_WHAT YOU WILL DO_:
Transcribe the records that follow. Keep every word exactly, and drop the pictures.

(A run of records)

========

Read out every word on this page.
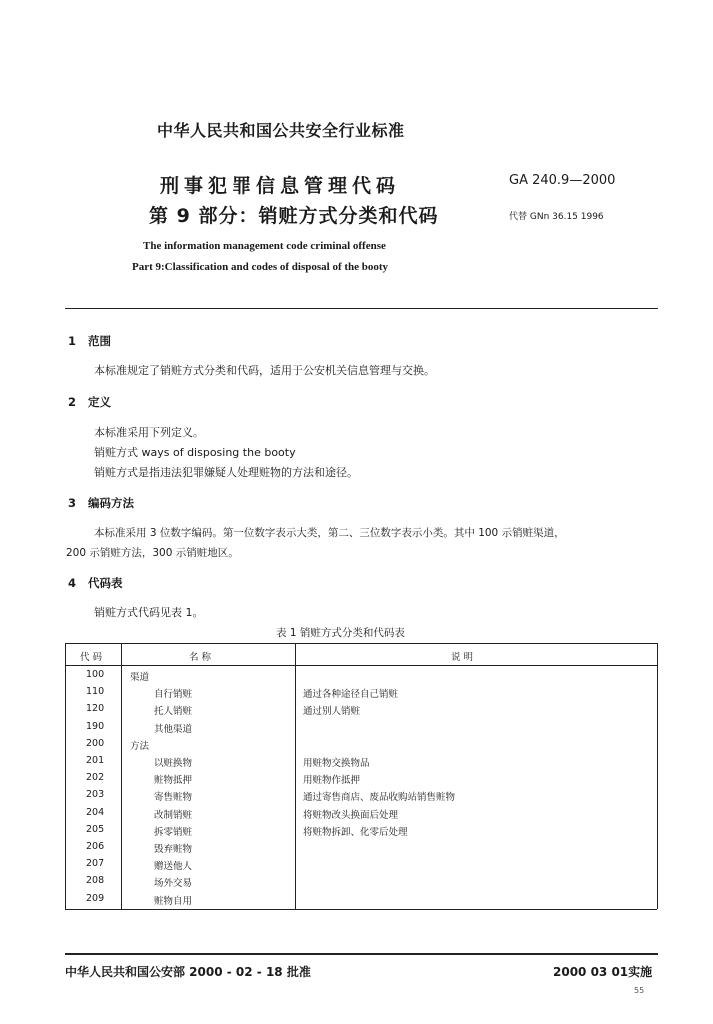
中华人民共和国公共安全行业标准
刑事犯罪信息管理代码
第 9 部分：销赃方式分类和代码
GA 240.9—2000
代替 GNn 36.15 1996
The information management code criminal offense
Part 9:Classification and codes of disposal of the booty
1 范围
本标准规定了销赃方式分类和代码，适用于公安机关信息管理与交换。
2 定义
本标准采用下列定义。
销赃方式 ways of disposing the booty
销赃方式是指违法犯罪嫌疑人处理赃物的方法和途径。
3 编码方法
本标准采用 3 位数字编码。第一位数字表示大类，第二、三位数字表示小类。其中 100 示销赃渠道，
200 示销赃方法，300 示销赃地区。
4 代码表
销赃方式代码见表 1。
表 1 销赃方式分类和代码表
代 码	名 称	说 明
100	渠道
110	自行销赃	通过各种途径自己销赃
120	托人销赃	通过别人销赃
190	其他渠道
200	方法
201	以赃换物	用赃物交换物品
202	赃物抵押	用赃物作抵押
203	寄售赃物	通过寄售商店、废品收购站销售赃物
204	改制销赃	将赃物改头换面后处理
205	拆零销赃	将赃物拆卸、化零后处理
206	毁弃赃物
207	赠送他人
208	场外交易
209	赃物自用
中华人民共和国公安部 2000 - 02 - 18 批准	2000 03 01实施
55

========

_TASK OUTPUT_:
Read out every word on this page.
中华人民共和国公共安全行业标准
刑事犯罪信息管理代码
第 9 部分：销赃方式分类和代码
GA 240.9—2000
代替 GNn 36.15 1996
The information management code criminal offense
Part 9:Classification and codes of disposal of the booty
1 范围
本标准规定了销赃方式分类和代码，适用于公安机关信息管理与交换。
2 定义
本标准采用下列定义。
销赃方式 ways of disposing the booty
销赃方式是指违法犯罪嫌疑人处理赃物的方法和途径。
3 编码方法
本标准采用 3 位数字编码。第一位数字表示大类，第二、三位数字表示小类。其中 100 示销赃渠道，
200 示销赃方法，300 示销赃地区。
4 代码表
销赃方式代码见表 1。
表 1 销赃方式分类和代码表
代 码	名 称	说 明
100	渠道
110	自行销赃	通过各种途径自己销赃
120	托人销赃	通过别人销赃
190	其他渠道
200	方法
201	以赃换物	用赃物交换物品
202	赃物抵押	用赃物作抵押
203	寄售赃物	通过寄售商店、废品收购站销售赃物
204	改制销赃	将赃物改头换面后处理
205	拆零销赃	将赃物拆卸、化零后处理
206	毁弃赃物
207	赠送他人
208	场外交易
209	赃物自用
中华人民共和国公安部 2000 - 02 - 18 批准	2000 03 01实施
55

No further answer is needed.